■ RAW DATA:
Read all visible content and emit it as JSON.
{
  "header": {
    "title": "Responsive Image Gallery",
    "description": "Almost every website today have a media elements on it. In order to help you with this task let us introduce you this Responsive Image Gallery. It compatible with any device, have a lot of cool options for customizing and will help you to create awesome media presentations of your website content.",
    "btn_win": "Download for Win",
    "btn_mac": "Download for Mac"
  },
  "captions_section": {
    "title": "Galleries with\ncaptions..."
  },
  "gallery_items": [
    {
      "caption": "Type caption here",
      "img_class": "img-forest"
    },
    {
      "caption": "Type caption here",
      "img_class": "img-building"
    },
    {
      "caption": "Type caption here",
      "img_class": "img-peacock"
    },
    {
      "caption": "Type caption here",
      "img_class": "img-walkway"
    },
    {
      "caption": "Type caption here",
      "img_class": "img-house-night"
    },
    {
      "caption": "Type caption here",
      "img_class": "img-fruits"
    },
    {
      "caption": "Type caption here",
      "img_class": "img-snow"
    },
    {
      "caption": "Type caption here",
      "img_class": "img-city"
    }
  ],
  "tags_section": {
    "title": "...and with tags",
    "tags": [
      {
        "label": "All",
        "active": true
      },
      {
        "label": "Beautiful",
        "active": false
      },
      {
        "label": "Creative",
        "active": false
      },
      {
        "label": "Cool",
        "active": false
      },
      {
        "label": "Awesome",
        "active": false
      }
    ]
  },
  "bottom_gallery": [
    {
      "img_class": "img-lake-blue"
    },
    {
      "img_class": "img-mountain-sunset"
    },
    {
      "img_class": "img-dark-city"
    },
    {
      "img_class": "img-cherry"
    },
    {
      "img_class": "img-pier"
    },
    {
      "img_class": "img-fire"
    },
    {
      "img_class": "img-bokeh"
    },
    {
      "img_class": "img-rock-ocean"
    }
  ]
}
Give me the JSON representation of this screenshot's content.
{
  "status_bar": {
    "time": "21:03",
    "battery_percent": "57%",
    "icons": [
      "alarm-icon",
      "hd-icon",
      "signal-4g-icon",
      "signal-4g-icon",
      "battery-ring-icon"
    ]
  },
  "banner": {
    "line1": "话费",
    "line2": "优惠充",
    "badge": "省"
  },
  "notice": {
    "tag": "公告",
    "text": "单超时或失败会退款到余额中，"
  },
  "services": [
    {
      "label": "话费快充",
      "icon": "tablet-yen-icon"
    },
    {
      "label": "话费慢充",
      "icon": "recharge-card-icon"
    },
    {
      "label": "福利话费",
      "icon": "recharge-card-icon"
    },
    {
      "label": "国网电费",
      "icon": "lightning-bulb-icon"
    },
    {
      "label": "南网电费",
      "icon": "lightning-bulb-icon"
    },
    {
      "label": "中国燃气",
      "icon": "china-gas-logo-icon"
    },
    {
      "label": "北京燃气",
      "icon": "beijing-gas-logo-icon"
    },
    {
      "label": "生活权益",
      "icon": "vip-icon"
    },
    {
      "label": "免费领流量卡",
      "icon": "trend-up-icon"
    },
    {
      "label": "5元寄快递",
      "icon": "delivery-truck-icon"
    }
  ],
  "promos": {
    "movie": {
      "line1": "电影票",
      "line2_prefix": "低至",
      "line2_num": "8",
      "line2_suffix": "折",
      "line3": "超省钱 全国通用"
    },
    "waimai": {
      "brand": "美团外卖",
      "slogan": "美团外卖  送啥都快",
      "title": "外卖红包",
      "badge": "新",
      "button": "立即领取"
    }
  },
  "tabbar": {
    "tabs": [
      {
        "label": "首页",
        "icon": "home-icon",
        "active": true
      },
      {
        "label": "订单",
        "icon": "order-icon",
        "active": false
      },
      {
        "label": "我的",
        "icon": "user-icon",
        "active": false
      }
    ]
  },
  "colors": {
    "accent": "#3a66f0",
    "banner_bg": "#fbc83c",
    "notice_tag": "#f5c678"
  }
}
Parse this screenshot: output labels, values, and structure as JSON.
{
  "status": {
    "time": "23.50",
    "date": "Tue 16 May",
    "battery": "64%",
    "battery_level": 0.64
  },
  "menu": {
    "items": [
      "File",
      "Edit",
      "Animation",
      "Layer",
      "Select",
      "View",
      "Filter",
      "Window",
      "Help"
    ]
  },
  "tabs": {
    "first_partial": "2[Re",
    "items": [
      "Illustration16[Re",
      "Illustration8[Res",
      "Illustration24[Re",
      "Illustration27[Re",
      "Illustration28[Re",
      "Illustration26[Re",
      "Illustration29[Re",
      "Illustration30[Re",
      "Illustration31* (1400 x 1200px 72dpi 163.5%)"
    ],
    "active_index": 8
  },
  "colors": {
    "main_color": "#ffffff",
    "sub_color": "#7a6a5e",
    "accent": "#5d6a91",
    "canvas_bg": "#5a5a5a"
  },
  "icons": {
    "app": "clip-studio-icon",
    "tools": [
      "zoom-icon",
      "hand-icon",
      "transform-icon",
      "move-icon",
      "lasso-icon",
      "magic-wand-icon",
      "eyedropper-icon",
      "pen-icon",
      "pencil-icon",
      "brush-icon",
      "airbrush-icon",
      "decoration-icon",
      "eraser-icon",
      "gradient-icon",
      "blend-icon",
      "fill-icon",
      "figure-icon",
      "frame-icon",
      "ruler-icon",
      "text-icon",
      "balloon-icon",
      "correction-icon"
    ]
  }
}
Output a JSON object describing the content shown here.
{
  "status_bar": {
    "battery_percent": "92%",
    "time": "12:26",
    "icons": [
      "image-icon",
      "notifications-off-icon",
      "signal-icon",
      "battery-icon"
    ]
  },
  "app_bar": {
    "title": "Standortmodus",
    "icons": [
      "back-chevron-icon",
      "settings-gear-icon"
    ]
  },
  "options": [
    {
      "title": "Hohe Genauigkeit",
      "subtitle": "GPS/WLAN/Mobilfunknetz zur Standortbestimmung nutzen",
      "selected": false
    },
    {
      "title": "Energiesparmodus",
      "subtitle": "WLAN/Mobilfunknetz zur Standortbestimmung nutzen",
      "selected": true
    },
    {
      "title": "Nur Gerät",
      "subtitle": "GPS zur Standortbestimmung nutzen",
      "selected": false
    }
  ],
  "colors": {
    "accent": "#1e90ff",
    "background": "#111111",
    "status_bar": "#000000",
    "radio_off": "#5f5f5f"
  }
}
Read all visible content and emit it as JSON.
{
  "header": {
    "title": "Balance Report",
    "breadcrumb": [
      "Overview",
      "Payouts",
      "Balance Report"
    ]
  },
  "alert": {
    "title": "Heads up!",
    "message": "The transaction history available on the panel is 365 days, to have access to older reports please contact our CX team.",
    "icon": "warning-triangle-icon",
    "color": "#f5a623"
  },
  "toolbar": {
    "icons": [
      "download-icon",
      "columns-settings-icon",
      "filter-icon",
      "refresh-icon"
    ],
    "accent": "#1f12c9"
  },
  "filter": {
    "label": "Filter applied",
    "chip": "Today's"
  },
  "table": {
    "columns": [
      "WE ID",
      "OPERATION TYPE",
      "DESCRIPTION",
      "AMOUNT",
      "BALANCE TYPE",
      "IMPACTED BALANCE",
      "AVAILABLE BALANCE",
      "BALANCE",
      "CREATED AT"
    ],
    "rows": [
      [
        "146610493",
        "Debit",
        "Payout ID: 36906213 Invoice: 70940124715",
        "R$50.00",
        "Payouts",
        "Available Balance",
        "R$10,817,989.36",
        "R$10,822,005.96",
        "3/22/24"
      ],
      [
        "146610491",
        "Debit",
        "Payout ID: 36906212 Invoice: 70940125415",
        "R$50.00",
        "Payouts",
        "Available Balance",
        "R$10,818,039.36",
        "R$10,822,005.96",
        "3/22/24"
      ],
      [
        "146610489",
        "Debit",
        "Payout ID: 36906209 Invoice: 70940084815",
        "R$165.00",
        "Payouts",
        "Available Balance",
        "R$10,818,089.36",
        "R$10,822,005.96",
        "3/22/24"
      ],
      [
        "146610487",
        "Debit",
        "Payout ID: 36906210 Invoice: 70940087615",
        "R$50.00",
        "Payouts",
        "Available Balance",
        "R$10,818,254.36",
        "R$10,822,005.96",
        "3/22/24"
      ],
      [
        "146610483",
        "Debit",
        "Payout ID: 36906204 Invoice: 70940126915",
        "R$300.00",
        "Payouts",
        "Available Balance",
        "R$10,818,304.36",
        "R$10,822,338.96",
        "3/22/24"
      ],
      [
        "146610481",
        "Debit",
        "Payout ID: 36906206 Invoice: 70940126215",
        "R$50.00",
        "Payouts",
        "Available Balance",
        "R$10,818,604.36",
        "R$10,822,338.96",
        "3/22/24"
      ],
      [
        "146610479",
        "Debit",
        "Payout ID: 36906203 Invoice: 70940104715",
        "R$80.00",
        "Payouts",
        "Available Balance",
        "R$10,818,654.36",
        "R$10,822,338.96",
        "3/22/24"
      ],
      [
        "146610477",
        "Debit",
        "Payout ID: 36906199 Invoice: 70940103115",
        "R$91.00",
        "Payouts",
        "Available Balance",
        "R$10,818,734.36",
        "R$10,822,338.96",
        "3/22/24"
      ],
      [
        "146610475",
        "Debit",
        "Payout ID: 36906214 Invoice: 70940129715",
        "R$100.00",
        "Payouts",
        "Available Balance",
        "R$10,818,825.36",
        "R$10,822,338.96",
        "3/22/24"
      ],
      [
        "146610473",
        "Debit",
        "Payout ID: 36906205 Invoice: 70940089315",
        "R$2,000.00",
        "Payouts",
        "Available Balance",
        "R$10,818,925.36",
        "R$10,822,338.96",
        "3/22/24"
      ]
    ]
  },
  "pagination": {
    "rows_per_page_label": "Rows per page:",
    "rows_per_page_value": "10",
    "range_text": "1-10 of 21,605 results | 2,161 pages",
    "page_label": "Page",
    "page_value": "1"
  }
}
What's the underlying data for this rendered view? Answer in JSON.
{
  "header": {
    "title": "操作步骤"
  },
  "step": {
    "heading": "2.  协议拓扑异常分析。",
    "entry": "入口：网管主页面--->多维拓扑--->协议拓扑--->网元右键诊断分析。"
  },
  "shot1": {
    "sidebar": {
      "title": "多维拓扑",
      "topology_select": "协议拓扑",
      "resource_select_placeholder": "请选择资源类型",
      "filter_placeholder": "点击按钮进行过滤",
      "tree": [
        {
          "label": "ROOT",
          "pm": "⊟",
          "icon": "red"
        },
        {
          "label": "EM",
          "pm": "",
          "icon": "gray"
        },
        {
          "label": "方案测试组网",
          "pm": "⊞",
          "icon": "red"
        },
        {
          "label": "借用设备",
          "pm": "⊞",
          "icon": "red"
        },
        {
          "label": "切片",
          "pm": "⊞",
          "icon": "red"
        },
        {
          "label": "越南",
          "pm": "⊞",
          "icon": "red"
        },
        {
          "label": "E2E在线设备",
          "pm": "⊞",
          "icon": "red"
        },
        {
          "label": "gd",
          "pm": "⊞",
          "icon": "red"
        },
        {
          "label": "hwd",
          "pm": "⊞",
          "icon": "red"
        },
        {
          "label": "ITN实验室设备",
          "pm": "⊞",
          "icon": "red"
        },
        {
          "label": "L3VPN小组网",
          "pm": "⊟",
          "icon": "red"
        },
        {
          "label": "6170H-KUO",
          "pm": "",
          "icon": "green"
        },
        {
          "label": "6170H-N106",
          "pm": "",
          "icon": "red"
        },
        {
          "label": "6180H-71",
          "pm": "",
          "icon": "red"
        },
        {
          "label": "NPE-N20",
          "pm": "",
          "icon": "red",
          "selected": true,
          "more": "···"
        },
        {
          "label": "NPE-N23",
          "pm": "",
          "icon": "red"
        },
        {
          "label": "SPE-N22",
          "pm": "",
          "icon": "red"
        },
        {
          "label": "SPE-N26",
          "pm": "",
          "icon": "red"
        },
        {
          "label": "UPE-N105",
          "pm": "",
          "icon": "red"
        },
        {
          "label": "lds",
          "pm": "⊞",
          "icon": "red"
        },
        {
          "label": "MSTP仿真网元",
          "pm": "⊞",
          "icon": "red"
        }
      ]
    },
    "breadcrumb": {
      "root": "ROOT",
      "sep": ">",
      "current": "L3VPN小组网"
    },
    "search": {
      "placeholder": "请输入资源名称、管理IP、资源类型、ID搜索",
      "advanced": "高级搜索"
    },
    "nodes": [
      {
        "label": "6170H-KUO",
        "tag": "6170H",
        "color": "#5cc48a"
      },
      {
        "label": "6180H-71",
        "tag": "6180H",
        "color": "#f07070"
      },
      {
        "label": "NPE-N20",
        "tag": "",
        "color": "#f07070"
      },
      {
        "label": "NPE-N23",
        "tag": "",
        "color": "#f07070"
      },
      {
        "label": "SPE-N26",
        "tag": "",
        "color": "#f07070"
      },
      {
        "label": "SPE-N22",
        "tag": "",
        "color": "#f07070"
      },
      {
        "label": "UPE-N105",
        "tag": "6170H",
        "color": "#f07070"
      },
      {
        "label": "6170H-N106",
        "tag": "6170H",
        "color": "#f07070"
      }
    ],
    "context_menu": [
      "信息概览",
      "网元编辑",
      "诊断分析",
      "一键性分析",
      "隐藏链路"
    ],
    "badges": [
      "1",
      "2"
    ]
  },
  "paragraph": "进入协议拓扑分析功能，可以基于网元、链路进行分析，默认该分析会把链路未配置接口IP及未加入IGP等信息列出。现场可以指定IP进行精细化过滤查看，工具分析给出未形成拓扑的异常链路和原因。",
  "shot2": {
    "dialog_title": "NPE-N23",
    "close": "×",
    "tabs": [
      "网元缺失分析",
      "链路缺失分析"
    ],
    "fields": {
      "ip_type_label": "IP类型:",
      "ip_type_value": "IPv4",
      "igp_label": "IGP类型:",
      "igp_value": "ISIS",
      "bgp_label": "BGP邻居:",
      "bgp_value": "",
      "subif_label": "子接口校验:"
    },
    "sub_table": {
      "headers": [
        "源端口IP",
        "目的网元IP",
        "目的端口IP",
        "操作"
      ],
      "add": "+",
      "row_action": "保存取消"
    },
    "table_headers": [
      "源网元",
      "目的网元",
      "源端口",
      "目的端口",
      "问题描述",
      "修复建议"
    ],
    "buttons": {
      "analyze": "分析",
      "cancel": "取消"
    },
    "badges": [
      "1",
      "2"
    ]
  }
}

■ SET PROBLEM:
Reply with one number only: the count of lines in the entries that contain "JSON".

■ EXERCISE RESULT:
6